⟨
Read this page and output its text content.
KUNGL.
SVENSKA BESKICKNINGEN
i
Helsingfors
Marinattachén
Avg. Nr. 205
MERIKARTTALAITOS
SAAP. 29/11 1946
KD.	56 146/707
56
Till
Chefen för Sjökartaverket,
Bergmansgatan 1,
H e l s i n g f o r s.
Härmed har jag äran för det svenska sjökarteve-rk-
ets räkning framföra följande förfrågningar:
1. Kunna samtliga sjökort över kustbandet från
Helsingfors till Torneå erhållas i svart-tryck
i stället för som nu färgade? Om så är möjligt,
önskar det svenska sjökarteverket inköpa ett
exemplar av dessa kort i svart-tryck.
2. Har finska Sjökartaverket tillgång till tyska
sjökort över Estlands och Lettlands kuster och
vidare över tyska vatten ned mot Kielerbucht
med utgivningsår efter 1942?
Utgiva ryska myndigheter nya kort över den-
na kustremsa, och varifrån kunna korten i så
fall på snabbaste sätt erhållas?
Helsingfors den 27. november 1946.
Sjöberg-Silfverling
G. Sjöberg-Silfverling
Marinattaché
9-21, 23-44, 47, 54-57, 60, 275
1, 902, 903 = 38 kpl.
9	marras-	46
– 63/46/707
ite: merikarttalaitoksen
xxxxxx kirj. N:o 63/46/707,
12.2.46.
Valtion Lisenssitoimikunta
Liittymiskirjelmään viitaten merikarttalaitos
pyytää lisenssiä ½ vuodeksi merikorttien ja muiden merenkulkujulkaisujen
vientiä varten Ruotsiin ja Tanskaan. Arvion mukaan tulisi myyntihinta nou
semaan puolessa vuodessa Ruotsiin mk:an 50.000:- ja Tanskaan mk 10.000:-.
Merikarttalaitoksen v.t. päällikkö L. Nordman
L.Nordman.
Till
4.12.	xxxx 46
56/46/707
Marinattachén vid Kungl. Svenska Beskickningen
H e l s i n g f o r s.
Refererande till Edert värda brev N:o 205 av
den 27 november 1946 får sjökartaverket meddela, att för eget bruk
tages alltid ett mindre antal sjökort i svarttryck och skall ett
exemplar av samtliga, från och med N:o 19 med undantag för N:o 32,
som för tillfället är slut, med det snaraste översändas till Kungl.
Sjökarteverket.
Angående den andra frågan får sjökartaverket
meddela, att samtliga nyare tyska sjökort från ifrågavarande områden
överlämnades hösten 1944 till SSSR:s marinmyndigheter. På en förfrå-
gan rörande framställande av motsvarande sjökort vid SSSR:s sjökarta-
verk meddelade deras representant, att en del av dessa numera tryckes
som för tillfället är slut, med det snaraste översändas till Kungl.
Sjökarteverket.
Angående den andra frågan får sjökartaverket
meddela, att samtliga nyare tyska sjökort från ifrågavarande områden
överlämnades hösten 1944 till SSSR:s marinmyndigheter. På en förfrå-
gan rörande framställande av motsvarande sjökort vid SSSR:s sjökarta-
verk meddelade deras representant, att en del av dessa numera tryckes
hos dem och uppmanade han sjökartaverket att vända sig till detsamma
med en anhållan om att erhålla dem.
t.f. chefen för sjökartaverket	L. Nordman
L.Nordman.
⟩
Stated task:
Copy out each line of the records that holds the string "Ruotsiin".

Solution for this exercise:
vientiä varten Ruotsiin ja Tanskaan. Arvion mukaan tulisi myyntihinta nou
semaan puolessa vuodessa Ruotsiin mk:an 50.000:- ja Tanskaan mk 10.000:-.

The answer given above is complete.